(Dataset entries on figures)
● ● ● ● ● ● ●
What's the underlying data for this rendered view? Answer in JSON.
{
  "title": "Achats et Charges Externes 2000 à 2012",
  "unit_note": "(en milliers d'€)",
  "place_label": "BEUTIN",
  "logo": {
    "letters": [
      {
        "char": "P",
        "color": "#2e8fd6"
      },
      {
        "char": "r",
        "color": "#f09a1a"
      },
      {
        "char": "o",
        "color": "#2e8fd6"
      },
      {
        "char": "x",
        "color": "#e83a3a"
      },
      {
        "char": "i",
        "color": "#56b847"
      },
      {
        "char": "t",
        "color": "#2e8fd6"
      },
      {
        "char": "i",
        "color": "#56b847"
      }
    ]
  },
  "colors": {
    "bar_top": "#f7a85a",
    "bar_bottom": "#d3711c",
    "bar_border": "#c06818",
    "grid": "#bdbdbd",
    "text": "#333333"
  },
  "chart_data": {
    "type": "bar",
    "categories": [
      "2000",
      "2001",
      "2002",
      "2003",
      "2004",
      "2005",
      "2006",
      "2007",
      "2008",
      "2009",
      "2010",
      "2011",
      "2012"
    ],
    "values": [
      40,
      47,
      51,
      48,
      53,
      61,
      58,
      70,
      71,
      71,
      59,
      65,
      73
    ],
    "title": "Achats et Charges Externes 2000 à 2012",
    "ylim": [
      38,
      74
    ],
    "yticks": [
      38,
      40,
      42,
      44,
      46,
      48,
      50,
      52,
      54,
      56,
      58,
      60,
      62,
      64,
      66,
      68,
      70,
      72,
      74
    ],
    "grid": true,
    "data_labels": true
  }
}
● ● ● ● ● ● ●
WRITTEN EXERCISE ▸
Return all of the data precisely as it appears.

ANSWER TO THIS TASK ▸
What's the underlying data for this rendered view? Answer in JSON.
{
  "title": "Achats et Charges Externes 2000 à 2012",
  "unit_note": "(en milliers d'€)",
  "place_label": "BEUTIN",
  "logo": {
    "letters": [
      {
        "char": "P",
        "color": "#2e8fd6"
      },
      {
        "char": "r",
        "color": "#f09a1a"
      },
      {
        "char": "o",
        "color": "#2e8fd6"
      },
      {
        "char": "x",
        "color": "#e83a3a"
      },
      {
        "char": "i",
        "color": "#56b847"
      },
      {
        "char": "t",
        "color": "#2e8fd6"
      },
      {
        "char": "i",
        "color": "#56b847"
      }
    ]
  },
  "colors": {
    "bar_top": "#f7a85a",
    "bar_bottom": "#d3711c",
    "bar_border": "#c06818",
    "grid": "#bdbdbd",
    "text": "#333333"
  },
  "chart_data": {
    "type": "bar",
    "categories": [
      "2000",
      "2001",
      "2002",
      "2003",
      "2004",
      "2005",
      "2006",
      "2007",
      "2008",
      "2009",
      "2010",
      "2011",
      "2012"
    ],
    "values": [
      40,
      47,
      51,
      48,
      53,
      61,
      58,
      70,
      71,
      71,
      59,
      65,
      73
    ],
    "title": "Achats et Charges Externes 2000 à 2012",
    "ylim": [
      38,
      74
    ],
    "yticks": [
      38,
      40,
      42,
      44,
      46,
      48,
      50,
      52,
      54,
      56,
      58,
      60,
      62,
      64,
      66,
      68,
      70,
      72,
      74
    ],
    "grid": true,
    "data_labels": true
  }
}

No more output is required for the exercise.